Items from a dataset
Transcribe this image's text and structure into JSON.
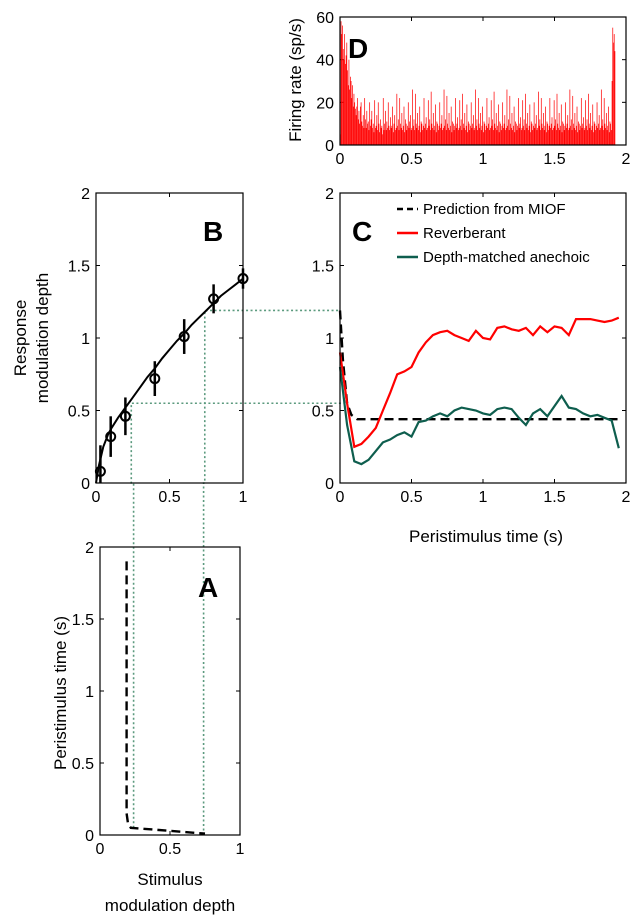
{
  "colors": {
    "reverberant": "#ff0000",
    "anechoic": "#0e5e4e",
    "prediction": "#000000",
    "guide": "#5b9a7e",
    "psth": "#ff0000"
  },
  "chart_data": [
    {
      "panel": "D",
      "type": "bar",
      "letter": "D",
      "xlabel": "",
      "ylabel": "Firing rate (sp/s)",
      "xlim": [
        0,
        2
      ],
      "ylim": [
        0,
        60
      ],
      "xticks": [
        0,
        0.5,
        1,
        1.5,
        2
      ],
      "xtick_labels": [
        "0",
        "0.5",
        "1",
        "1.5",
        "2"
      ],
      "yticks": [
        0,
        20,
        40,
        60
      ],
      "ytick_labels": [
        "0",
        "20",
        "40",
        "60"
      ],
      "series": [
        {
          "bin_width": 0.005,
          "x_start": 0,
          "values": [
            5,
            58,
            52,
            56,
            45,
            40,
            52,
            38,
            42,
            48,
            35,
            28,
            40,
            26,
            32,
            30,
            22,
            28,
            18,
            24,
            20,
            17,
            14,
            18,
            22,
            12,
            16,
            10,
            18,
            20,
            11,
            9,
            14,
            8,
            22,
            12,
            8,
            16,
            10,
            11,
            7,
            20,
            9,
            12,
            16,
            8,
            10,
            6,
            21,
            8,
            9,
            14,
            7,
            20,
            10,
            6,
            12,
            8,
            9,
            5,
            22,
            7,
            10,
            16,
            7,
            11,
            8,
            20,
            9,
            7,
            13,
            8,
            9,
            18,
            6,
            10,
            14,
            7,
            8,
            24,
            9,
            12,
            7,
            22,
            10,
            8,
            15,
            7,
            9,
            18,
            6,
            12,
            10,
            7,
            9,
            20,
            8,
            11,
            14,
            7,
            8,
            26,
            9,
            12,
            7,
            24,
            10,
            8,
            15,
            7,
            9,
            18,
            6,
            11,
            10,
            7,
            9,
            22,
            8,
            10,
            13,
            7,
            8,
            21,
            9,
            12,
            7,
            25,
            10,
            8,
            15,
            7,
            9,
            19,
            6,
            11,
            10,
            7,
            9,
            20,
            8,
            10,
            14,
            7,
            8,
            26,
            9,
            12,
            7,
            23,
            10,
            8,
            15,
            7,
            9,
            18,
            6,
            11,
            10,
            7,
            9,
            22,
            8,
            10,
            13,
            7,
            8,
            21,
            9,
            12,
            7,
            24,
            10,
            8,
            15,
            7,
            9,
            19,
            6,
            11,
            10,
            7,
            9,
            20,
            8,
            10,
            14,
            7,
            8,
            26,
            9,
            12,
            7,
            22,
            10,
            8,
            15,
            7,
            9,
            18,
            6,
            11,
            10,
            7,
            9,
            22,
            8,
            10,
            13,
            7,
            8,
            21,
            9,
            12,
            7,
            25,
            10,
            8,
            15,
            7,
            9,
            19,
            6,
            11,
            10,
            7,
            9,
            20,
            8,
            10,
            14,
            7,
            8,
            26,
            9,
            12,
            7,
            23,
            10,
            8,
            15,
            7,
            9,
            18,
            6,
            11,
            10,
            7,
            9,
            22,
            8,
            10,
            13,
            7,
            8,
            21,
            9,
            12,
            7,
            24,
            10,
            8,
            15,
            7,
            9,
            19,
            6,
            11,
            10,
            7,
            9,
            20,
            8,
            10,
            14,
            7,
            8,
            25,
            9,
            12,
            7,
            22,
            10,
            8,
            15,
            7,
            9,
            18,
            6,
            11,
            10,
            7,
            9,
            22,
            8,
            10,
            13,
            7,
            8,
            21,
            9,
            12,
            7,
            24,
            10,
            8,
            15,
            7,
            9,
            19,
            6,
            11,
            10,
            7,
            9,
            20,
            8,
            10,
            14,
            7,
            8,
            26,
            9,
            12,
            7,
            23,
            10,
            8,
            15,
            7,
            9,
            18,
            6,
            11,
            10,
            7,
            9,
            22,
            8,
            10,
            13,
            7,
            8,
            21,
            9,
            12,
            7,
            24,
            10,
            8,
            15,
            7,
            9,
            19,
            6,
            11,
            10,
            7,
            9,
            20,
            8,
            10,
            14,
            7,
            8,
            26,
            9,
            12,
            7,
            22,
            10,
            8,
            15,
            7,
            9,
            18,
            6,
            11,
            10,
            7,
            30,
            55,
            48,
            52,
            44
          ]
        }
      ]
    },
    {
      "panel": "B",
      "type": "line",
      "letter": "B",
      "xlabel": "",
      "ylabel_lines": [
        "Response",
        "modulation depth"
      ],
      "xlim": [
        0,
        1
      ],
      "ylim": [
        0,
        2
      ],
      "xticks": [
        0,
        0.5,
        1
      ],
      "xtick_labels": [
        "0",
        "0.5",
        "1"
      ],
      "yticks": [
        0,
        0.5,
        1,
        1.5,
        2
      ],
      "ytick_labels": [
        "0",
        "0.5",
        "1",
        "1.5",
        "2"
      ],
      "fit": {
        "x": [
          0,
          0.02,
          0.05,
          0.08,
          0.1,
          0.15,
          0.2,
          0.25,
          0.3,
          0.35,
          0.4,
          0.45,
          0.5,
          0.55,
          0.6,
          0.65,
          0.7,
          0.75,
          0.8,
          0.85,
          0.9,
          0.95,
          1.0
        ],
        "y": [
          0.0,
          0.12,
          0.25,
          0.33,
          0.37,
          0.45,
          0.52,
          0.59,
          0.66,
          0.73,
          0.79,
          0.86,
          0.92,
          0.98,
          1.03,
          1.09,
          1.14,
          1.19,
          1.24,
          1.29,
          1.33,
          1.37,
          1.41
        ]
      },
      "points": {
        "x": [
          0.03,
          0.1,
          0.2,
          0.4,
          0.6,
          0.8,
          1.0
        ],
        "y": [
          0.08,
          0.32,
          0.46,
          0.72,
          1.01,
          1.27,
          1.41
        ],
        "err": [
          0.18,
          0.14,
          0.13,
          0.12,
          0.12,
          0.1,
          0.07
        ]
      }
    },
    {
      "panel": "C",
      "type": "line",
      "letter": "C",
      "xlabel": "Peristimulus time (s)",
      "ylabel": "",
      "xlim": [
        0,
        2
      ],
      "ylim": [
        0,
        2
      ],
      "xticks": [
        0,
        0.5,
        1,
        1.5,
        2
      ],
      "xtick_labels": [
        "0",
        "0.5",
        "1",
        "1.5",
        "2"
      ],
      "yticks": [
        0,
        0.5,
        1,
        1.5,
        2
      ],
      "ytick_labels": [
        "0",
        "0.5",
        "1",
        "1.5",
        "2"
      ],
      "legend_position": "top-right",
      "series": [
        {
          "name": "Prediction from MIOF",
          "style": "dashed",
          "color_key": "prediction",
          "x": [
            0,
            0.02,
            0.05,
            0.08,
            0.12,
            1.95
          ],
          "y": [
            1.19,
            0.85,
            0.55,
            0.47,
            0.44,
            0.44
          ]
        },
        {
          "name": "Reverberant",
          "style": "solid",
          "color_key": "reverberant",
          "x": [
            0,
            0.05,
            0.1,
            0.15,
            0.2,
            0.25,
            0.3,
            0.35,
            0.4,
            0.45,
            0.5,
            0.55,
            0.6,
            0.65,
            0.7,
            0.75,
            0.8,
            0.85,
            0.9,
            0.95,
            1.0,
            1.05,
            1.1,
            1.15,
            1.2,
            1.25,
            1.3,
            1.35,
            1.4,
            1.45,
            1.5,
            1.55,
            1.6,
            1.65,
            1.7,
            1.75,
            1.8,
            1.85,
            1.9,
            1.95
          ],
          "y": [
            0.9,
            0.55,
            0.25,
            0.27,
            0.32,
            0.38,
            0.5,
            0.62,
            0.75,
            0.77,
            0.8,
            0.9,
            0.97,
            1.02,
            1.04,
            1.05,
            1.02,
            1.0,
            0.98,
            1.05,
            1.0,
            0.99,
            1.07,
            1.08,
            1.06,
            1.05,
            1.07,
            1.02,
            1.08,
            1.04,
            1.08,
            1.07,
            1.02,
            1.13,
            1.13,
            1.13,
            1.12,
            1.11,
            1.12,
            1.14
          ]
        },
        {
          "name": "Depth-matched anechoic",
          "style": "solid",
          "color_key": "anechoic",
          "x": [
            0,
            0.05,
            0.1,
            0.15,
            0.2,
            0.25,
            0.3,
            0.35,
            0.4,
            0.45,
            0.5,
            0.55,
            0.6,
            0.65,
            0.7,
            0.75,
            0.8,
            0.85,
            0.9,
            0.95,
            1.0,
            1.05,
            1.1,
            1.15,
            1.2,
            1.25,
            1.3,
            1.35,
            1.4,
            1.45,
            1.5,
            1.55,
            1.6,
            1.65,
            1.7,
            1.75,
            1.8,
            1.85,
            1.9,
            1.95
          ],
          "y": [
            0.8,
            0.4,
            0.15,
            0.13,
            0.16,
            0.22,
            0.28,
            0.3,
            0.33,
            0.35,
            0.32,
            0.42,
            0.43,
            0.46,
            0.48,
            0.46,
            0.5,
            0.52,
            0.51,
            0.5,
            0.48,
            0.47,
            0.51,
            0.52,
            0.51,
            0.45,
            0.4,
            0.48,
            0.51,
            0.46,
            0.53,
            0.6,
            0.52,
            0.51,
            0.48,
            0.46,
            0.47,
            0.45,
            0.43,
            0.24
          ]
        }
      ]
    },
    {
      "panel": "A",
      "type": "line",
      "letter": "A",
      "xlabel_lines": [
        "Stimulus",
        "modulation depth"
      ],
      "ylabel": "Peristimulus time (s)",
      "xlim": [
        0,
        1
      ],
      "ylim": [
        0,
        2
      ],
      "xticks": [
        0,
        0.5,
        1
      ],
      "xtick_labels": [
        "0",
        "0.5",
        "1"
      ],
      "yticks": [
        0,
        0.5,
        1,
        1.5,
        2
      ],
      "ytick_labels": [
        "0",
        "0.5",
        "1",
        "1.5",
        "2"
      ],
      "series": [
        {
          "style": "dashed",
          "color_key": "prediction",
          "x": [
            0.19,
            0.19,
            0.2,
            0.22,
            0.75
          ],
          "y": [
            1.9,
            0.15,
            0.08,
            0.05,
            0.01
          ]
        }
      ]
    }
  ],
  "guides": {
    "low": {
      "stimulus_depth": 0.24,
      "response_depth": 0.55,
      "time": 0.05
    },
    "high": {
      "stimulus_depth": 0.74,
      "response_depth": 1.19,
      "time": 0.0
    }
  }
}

» GOAL
Each line in the listing above that contains "time" should be copied.

» TASK SOLUTION
      "xlabel": "Peristimulus time (s)",
      "ylabel": "Peristimulus time (s)",
      "time": 0.05
      "time": 0.0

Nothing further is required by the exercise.